→ **Source records**:
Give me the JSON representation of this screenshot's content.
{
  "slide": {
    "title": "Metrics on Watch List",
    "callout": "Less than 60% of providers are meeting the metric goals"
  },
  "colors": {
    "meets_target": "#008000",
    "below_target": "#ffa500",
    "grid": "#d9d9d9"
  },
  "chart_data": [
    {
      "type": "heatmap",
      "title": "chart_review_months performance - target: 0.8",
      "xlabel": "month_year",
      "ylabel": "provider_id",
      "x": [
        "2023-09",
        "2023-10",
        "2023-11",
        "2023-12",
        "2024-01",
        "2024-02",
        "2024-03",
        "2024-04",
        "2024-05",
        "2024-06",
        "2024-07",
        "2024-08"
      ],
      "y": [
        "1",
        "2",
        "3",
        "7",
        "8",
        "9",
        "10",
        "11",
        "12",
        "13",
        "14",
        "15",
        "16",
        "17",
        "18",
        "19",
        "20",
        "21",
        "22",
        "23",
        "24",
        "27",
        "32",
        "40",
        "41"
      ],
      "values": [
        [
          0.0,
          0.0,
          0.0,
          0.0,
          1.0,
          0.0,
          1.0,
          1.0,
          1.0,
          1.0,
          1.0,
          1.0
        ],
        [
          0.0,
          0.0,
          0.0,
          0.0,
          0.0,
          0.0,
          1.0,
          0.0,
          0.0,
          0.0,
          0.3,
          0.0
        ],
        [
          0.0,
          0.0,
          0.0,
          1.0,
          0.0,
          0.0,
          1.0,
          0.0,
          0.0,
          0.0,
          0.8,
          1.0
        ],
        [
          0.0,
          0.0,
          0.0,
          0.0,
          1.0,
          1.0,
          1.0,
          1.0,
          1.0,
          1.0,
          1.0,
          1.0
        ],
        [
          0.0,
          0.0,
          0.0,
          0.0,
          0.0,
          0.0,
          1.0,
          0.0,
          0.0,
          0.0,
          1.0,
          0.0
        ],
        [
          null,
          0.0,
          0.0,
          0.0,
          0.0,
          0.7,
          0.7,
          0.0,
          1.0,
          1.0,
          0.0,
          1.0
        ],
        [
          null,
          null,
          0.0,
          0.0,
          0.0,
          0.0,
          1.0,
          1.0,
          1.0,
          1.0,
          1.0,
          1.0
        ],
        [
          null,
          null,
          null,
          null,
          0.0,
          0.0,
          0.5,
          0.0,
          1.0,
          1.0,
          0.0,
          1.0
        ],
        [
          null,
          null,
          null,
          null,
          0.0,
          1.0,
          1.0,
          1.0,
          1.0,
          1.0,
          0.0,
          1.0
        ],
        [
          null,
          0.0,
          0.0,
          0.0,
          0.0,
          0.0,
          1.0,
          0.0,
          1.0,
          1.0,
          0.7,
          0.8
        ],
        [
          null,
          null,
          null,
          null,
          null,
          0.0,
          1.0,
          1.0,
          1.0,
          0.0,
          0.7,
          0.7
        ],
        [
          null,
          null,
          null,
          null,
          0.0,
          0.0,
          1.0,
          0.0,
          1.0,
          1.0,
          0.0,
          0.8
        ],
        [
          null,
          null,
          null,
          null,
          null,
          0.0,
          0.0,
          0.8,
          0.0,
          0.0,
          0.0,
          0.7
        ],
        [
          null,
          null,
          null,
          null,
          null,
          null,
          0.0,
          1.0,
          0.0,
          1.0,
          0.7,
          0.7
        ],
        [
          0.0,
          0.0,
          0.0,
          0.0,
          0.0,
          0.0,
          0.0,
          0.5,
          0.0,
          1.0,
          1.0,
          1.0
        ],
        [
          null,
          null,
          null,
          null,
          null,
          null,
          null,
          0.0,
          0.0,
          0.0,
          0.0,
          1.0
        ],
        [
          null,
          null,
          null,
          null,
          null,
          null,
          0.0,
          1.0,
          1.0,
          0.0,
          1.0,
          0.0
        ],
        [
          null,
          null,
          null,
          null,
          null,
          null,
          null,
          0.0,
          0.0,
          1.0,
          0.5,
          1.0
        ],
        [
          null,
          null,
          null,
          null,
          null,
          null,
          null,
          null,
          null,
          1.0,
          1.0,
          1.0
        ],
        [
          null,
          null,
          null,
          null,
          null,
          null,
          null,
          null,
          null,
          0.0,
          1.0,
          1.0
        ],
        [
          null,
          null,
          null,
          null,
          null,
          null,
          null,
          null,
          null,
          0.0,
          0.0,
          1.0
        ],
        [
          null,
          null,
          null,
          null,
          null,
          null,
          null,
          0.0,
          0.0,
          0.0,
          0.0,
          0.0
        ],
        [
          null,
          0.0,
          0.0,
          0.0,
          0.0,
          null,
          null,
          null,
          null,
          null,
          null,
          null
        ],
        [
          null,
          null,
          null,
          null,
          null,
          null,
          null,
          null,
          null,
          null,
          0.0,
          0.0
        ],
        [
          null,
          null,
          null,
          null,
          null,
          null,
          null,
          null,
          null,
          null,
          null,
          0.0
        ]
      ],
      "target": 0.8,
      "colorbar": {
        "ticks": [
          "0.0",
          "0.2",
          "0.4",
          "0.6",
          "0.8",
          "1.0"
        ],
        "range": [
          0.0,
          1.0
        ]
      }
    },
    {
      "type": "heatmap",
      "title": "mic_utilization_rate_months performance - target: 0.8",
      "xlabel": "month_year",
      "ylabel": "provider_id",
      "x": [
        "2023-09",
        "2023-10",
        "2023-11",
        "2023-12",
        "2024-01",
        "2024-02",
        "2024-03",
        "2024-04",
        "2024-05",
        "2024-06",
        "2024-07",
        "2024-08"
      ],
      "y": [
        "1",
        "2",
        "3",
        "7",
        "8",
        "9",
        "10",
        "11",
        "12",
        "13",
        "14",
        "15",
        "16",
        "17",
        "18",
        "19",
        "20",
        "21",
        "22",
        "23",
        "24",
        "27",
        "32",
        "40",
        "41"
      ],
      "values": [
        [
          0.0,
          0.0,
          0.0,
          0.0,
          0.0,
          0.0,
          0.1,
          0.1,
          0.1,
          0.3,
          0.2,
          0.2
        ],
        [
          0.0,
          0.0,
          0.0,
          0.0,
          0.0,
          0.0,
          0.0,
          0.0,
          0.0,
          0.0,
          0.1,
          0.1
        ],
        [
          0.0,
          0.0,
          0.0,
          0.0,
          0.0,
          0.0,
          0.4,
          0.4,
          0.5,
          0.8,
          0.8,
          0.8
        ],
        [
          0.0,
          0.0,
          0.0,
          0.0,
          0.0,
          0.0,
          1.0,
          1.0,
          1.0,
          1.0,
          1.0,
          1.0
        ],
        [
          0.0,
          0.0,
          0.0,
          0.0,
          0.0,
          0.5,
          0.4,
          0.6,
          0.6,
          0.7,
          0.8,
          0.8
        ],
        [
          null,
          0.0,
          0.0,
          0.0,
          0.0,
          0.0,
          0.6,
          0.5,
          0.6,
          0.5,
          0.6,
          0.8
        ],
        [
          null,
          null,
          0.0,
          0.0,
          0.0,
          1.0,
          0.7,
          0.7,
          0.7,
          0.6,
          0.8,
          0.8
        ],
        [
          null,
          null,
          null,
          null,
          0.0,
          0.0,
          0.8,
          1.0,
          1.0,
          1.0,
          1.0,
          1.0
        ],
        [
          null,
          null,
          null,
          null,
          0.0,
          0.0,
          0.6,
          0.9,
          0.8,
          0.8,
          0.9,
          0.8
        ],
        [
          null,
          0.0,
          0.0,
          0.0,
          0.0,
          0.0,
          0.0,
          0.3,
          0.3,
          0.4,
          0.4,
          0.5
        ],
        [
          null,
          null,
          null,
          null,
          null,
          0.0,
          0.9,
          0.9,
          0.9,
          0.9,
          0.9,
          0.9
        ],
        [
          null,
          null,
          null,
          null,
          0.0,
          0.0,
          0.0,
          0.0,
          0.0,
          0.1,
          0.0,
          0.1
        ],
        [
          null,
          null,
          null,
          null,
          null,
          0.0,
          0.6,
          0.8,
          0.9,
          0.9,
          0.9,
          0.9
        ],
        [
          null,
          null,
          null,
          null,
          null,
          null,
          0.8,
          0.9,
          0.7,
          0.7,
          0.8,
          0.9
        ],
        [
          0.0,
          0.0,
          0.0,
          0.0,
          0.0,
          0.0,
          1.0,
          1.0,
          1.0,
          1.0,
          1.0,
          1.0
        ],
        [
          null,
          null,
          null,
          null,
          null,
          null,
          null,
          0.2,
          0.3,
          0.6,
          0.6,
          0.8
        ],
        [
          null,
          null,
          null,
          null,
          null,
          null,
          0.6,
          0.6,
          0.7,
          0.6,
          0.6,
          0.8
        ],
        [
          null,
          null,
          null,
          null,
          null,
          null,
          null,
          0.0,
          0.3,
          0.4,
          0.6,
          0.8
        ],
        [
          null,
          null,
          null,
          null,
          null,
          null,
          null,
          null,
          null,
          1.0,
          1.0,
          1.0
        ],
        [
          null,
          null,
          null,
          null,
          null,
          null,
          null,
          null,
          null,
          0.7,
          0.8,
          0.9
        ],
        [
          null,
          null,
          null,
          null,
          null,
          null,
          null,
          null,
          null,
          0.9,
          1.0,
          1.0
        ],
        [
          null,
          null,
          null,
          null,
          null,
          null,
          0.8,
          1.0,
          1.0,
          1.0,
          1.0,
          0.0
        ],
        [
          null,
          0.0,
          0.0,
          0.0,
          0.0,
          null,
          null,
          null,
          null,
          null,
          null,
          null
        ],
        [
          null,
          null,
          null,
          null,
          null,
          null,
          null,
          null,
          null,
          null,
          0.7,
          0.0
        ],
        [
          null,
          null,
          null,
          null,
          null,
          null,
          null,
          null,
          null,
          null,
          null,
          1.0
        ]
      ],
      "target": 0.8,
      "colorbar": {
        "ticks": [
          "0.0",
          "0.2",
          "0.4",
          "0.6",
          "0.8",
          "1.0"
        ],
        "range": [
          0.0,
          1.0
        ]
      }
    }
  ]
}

→ **Instructions for the task**: Search the lines above for the string "title" and copy each line that has it.

→ **Output of the exercise**:
    "title": "Metrics on Watch List",
      "title": "chart_review_months performance - target: 0.8",
      "title": "mic_utilization_rate_months performance - target: 0.8",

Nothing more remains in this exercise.